(THE TASK):
Write the material out again exactly as it stands.

(DATA SUPPLIED):
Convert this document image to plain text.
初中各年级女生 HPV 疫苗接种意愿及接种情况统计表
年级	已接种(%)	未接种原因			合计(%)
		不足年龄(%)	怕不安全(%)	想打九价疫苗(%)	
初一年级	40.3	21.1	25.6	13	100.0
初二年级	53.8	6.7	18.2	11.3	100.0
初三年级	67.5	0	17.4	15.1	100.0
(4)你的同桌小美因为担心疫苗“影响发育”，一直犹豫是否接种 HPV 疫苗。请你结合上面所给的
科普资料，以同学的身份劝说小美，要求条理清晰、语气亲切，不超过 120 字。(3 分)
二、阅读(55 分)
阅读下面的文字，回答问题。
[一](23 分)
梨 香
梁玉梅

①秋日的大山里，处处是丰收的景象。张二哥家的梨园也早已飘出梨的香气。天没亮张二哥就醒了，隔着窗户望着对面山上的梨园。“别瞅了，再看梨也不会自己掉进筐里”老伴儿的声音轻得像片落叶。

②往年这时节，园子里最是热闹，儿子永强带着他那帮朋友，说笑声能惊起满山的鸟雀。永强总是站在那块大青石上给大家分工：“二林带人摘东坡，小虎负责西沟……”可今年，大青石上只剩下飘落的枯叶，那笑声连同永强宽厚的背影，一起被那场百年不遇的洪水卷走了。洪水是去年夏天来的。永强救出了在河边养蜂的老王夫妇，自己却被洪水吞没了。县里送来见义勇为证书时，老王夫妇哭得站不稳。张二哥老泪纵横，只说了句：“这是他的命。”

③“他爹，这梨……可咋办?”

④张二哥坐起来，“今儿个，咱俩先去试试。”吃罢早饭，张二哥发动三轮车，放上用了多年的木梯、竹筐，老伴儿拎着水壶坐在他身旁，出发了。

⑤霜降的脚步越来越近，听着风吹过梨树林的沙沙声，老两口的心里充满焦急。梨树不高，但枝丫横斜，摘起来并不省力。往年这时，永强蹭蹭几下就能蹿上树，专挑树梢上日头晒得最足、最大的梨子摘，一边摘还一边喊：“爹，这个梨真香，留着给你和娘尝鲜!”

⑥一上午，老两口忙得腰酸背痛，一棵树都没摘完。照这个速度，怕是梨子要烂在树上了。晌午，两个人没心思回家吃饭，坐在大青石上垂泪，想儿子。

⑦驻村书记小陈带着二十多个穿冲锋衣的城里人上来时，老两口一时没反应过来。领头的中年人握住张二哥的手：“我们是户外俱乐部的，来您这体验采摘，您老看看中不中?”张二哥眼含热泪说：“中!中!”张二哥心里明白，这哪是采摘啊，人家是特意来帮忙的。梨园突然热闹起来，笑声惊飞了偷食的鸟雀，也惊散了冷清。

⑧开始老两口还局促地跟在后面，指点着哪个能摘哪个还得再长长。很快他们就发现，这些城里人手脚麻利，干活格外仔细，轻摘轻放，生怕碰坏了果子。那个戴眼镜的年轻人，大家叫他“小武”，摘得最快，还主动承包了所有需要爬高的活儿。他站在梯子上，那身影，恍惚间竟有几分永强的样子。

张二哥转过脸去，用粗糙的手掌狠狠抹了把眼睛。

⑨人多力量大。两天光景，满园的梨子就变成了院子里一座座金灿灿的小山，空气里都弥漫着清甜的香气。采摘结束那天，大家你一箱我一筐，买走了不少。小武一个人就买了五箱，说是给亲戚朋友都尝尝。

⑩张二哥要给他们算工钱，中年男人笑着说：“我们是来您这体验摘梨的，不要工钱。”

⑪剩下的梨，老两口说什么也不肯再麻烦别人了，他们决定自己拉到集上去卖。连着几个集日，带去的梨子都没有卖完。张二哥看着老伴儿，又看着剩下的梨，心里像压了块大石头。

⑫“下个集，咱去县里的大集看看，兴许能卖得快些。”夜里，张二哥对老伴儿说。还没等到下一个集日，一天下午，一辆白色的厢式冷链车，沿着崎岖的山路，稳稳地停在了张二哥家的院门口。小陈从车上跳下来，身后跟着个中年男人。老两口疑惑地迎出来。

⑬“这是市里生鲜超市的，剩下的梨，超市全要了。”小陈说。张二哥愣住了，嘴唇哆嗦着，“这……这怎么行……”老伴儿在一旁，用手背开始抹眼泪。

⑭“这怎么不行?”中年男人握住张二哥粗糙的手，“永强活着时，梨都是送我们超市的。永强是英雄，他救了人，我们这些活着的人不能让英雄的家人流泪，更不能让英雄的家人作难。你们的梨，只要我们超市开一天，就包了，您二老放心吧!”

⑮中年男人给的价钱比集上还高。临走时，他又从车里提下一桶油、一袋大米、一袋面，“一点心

(CORRECT ANSWER):
Convert this document image to plain text.
初中各年级女生 HPV 疫苗接种意愿及接种情况统计表
年级	已接种(%)	未接种原因			合计(%)
		不足年龄(%)	怕不安全(%)	想打九价疫苗(%)	
初一年级	40.3	21.1	25.6	13	100.0
初二年级	53.8	6.7	18.2	11.3	100.0
初三年级	67.5	0	17.4	15.1	100.0
(4)你的同桌小美因为担心疫苗“影响发育”，一直犹豫是否接种 HPV 疫苗。请你结合上面所给的
科普资料，以同学的身份劝说小美，要求条理清晰、语气亲切，不超过 120 字。(3 分)
二、阅读(55 分)
阅读下面的文字，回答问题。
[一](23 分)
梨 香
梁玉梅

①秋日的大山里，处处是丰收的景象。张二哥家的梨园也早已飘出梨的香气。天没亮张二哥就醒了，隔着窗户望着对面山上的梨园。“别瞅了，再看梨也不会自己掉进筐里”老伴儿的声音轻得像片落叶。

②往年这时节，园子里最是热闹，儿子永强带着他那帮朋友，说笑声能惊起满山的鸟雀。永强总是站在那块大青石上给大家分工：“二林带人摘东坡，小虎负责西沟……”可今年，大青石上只剩下飘落的枯叶，那笑声连同永强宽厚的背影，一起被那场百年不遇的洪水卷走了。洪水是去年夏天来的。永强救出了在河边养蜂的老王夫妇，自己却被洪水吞没了。县里送来见义勇为证书时，老王夫妇哭得站不稳。张二哥老泪纵横，只说了句：“这是他的命。”

③“他爹，这梨……可咋办?”

④张二哥坐起来，“今儿个，咱俩先去试试。”吃罢早饭，张二哥发动三轮车，放上用了多年的木梯、竹筐，老伴儿拎着水壶坐在他身旁，出发了。

⑤霜降的脚步越来越近，听着风吹过梨树林的沙沙声，老两口的心里充满焦急。梨树不高，但枝丫横斜，摘起来并不省力。往年这时，永强蹭蹭几下就能蹿上树，专挑树梢上日头晒得最足、最大的梨子摘，一边摘还一边喊：“爹，这个梨真香，留着给你和娘尝鲜!”

⑥一上午，老两口忙得腰酸背痛，一棵树都没摘完。照这个速度，怕是梨子要烂在树上了。晌午，两个人没心思回家吃饭，坐在大青石上垂泪，想儿子。

⑦驻村书记小陈带着二十多个穿冲锋衣的城里人上来时，老两口一时没反应过来。领头的中年人握住张二哥的手：“我们是户外俱乐部的，来您这体验采摘，您老看看中不中?”张二哥眼含热泪说：“中!中!”张二哥心里明白，这哪是采摘啊，人家是特意来帮忙的。梨园突然热闹起来，笑声惊飞了偷食的鸟雀，也惊散了冷清。

⑧开始老两口还局促地跟在后面，指点着哪个能摘哪个还得再长长。很快他们就发现，这些城里人手脚麻利，干活格外仔细，轻摘轻放，生怕碰坏了果子。那个戴眼镜的年轻人，大家叫他“小武”，摘得最快，还主动承包了所有需要爬高的活儿。他站在梯子上，那身影，恍惚间竟有几分永强的样子。

张二哥转过脸去，用粗糙的手掌狠狠抹了把眼睛。

⑨人多力量大。两天光景，满园的梨子就变成了院子里一座座金灿灿的小山，空气里都弥漫着清甜的香气。采摘结束那天，大家你一箱我一筐，买走了不少。小武一个人就买了五箱，说是给亲戚朋友都尝尝。

⑩张二哥要给他们算工钱，中年男人笑着说：“我们是来您这体验摘梨的，不要工钱。”

⑪剩下的梨，老两口说什么也不肯再麻烦别人了，他们决定自己拉到集上去卖。连着几个集日，带去的梨子都没有卖完。张二哥看着老伴儿，又看着剩下的梨，心里像压了块大石头。

⑫“下个集，咱去县里的大集看看，兴许能卖得快些。”夜里，张二哥对老伴儿说。还没等到下一个集日，一天下午，一辆白色的厢式冷链车，沿着崎岖的山路，稳稳地停在了张二哥家的院门口。小陈从车上跳下来，身后跟着个中年男人。老两口疑惑地迎出来。

⑬“这是市里生鲜超市的，剩下的梨，超市全要了。”小陈说。张二哥愣住了，嘴唇哆嗦着，“这……这怎么行……”老伴儿在一旁，用手背开始抹眼泪。

⑭“这怎么不行?”中年男人握住张二哥粗糙的手，“永强活着时，梨都是送我们超市的。永强是英雄，他救了人，我们这些活着的人不能让英雄的家人流泪，更不能让英雄的家人作难。你们的梨，只要我们超市开一天，就包了，您二老放心吧!”

⑮中年男人给的价钱比集上还高。临走时，他又从车里提下一桶油、一袋大米、一袋面，“一点心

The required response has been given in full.